_Given problem_. All of the data below must be repeated exactly.

(Dataset entries)
----------

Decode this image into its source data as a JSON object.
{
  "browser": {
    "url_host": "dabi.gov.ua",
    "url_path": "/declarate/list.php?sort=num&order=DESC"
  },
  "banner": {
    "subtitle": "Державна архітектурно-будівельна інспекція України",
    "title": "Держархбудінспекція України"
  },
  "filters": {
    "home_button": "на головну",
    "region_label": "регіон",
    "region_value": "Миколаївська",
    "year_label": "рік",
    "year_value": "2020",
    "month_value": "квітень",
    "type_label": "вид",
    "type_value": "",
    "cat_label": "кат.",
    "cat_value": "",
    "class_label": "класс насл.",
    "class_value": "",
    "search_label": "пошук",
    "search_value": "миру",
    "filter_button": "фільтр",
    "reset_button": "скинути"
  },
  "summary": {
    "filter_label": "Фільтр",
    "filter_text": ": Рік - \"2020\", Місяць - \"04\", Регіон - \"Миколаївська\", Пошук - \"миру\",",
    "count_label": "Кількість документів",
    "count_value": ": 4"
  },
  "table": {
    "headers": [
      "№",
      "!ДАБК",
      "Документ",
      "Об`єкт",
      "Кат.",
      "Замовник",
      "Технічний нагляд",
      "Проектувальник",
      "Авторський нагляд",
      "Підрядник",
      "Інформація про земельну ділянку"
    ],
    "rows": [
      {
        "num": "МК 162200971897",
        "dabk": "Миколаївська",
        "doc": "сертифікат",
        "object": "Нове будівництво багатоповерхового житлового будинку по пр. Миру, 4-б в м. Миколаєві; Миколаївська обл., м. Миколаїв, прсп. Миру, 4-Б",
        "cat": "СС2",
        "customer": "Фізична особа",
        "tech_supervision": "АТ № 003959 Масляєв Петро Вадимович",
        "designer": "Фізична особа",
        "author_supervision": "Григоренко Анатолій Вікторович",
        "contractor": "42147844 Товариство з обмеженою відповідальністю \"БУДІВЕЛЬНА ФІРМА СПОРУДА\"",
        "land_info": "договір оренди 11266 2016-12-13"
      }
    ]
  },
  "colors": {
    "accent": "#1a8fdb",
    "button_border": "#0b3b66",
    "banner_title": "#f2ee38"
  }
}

----------

_Answer for the task_.
Decode this image into its source data as a JSON object.
{
  "browser": {
    "url_host": "dabi.gov.ua",
    "url_path": "/declarate/list.php?sort=num&order=DESC"
  },
  "banner": {
    "subtitle": "Державна архітектурно-будівельна інспекція України",
    "title": "Держархбудінспекція України"
  },
  "filters": {
    "home_button": "на головну",
    "region_label": "регіон",
    "region_value": "Миколаївська",
    "year_label": "рік",
    "year_value": "2020",
    "month_value": "квітень",
    "type_label": "вид",
    "type_value": "",
    "cat_label": "кат.",
    "cat_value": "",
    "class_label": "класс насл.",
    "class_value": "",
    "search_label": "пошук",
    "search_value": "миру",
    "filter_button": "фільтр",
    "reset_button": "скинути"
  },
  "summary": {
    "filter_label": "Фільтр",
    "filter_text": ": Рік - \"2020\", Місяць - \"04\", Регіон - \"Миколаївська\", Пошук - \"миру\",",
    "count_label": "Кількість документів",
    "count_value": ": 4"
  },
  "table": {
    "headers": [
      "№",
      "!ДАБК",
      "Документ",
      "Об`єкт",
      "Кат.",
      "Замовник",
      "Технічний нагляд",
      "Проектувальник",
      "Авторський нагляд",
      "Підрядник",
      "Інформація про земельну ділянку"
    ],
    "rows": [
      {
        "num": "МК 162200971897",
        "dabk": "Миколаївська",
        "doc": "сертифікат",
        "object": "Нове будівництво багатоповерхового житлового будинку по пр. Миру, 4-б в м. Миколаєві; Миколаївська обл., м. Миколаїв, прсп. Миру, 4-Б",
        "cat": "СС2",
        "customer": "Фізична особа",
        "tech_supervision": "АТ № 003959 Масляєв Петро Вадимович",
        "designer": "Фізична особа",
        "author_supervision": "Григоренко Анатолій Вікторович",
        "contractor": "42147844 Товариство з обмеженою відповідальністю \"БУДІВЕЛЬНА ФІРМА СПОРУДА\"",
        "land_info": "договір оренди 11266 2016-12-13"
      }
    ]
  },
  "colors": {
    "accent": "#1a8fdb",
    "button_border": "#0b3b66",
    "banner_title": "#f2ee38"
  }
}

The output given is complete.